# Task prompt:
Gather all lines from the material that contain the word "image".

# Data rows:
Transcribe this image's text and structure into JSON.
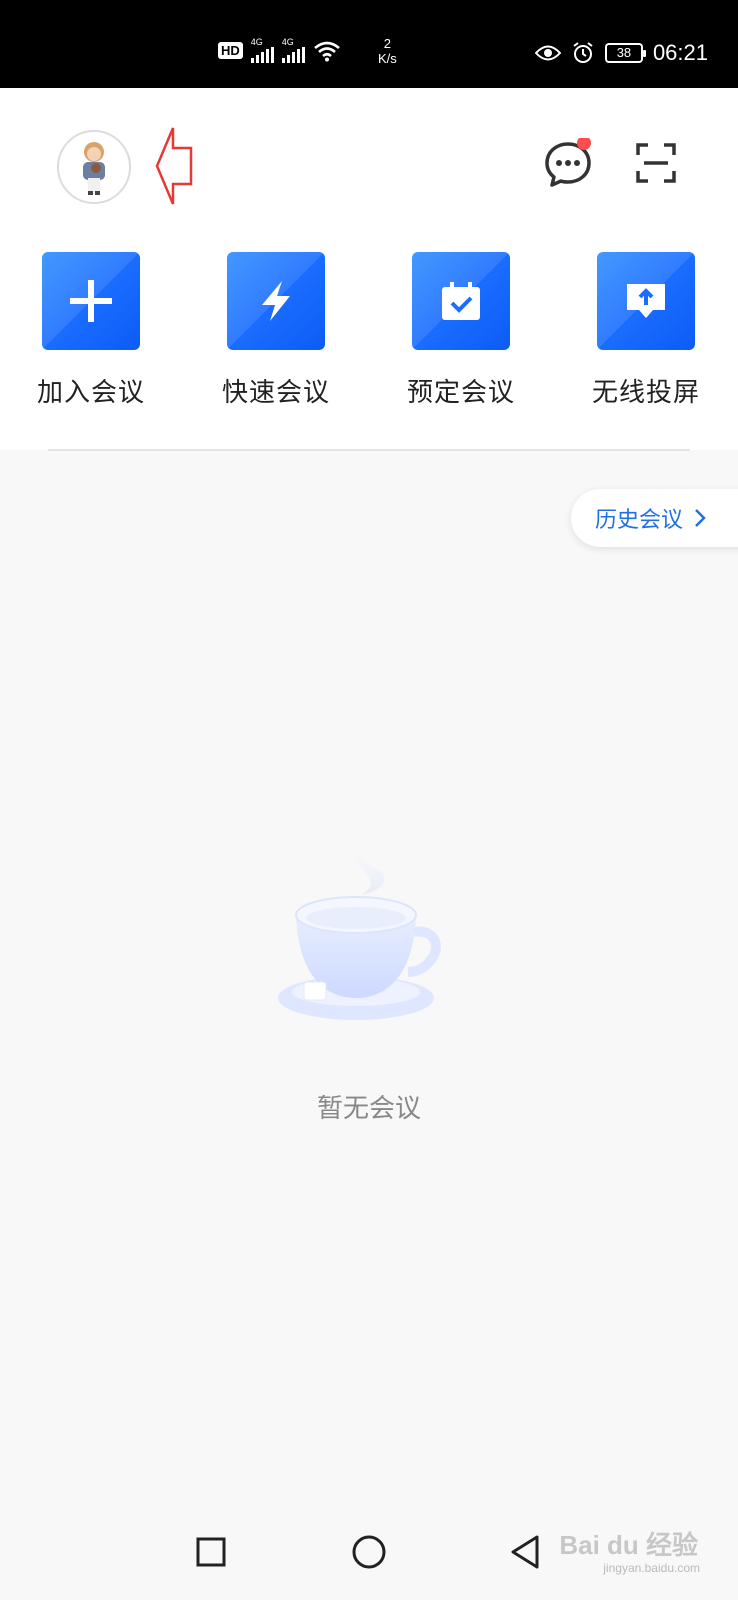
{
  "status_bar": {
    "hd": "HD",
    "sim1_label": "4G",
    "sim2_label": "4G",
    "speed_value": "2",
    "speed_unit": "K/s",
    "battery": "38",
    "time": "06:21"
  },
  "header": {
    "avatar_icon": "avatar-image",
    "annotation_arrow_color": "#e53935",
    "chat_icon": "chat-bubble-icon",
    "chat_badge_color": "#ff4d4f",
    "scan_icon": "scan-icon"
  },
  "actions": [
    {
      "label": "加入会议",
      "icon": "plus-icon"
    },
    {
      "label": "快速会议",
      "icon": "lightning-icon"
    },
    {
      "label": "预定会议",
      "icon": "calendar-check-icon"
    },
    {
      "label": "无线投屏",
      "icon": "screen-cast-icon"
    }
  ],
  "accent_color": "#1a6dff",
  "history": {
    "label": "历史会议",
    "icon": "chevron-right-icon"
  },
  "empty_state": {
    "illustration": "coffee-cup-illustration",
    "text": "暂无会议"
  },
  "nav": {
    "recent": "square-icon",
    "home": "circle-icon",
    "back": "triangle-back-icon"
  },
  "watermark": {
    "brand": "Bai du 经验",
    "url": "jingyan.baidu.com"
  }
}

# Reply:
Transcribe this image's text and structure into JSON.
    "avatar_icon": "avatar-image",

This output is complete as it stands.